• [PROVIDED MATERIAL]:
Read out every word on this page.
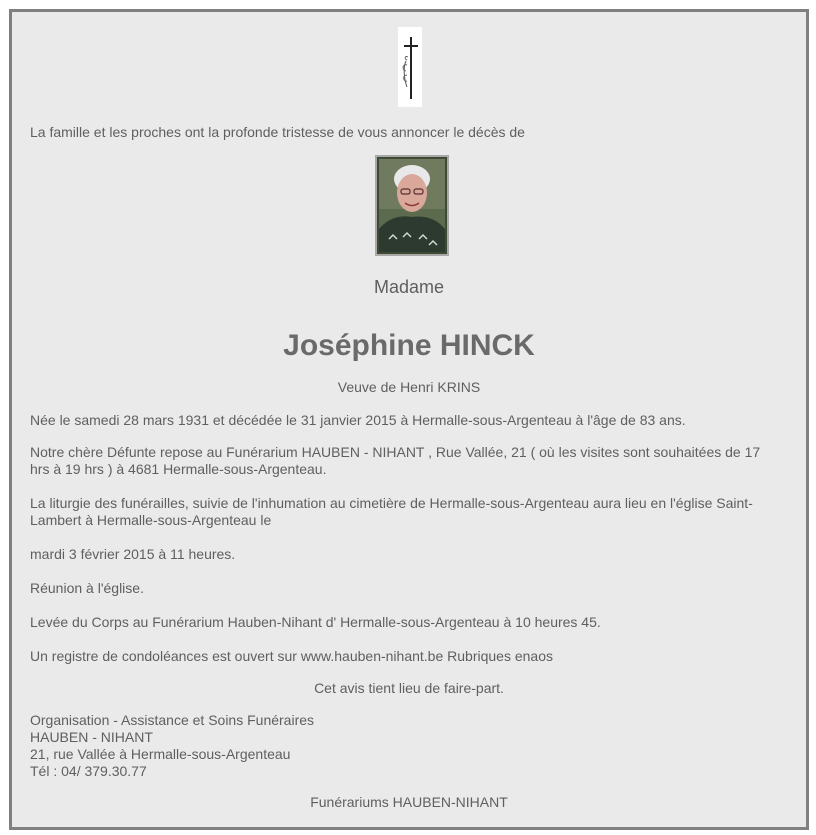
La famille et les proches ont la profonde tristesse de vous annoncer le décès de

Madame

Joséphine HINCK

Veuve de Henri KRINS

Née le samedi 28 mars 1931 et décédée le 31 janvier 2015 à Hermalle-sous-Argenteau à l'âge de 83 ans.

Notre chère Défunte repose au Funérarium HAUBEN - NIHANT , Rue Vallée, 21 ( où les visites sont souhaitées de 17

hrs à 19 hrs ) à 4681 Hermalle-sous-Argenteau.

La liturgie des funérailles, suivie de l'inhumation au cimetière de Hermalle-sous-Argenteau aura lieu en l'église Saint-

Lambert à Hermalle-sous-Argenteau le

mardi 3 février 2015 à 11 heures.

Réunion à l'église.

Levée du Corps au Funérarium Hauben-Nihant d' Hermalle-sous-Argenteau à 10 heures 45.

Un registre de condoléances est ouvert sur www.hauben-nihant.be Rubriques enaos

Cet avis tient lieu de faire-part.

Organisation - Assistance et Soins Funéraires

HAUBEN - NIHANT

21, rue Vallée à Hermalle-sous-Argenteau

Tél : 04/ 379.30.77

Funérariums HAUBEN-NIHANT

• [YOUR GOAL]: Nothing in the entries above should change when they are printed again, except that the pictures are dropped.

• [SOLUTION TO THIS EXERCISE]:
Read out every word on this page.
La famille et les proches ont la profonde tristesse de vous annoncer le décès de

Madame

Joséphine HINCK

Veuve de Henri KRINS

Née le samedi 28 mars 1931 et décédée le 31 janvier 2015 à Hermalle-sous-Argenteau à l'âge de 83 ans.

Notre chère Défunte repose au Funérarium HAUBEN - NIHANT , Rue Vallée, 21 ( où les visites sont souhaitées de 17

hrs à 19 hrs ) à 4681 Hermalle-sous-Argenteau.

La liturgie des funérailles, suivie de l'inhumation au cimetière de Hermalle-sous-Argenteau aura lieu en l'église Saint-

Lambert à Hermalle-sous-Argenteau le

mardi 3 février 2015 à 11 heures.

Réunion à l'église.

Levée du Corps au Funérarium Hauben-Nihant d' Hermalle-sous-Argenteau à 10 heures 45.

Un registre de condoléances est ouvert sur www.hauben-nihant.be Rubriques enaos

Cet avis tient lieu de faire-part.

Organisation - Assistance et Soins Funéraires

HAUBEN - NIHANT

21, rue Vallée à Hermalle-sous-Argenteau

Tél : 04/ 379.30.77

Funérariums HAUBEN-NIHANT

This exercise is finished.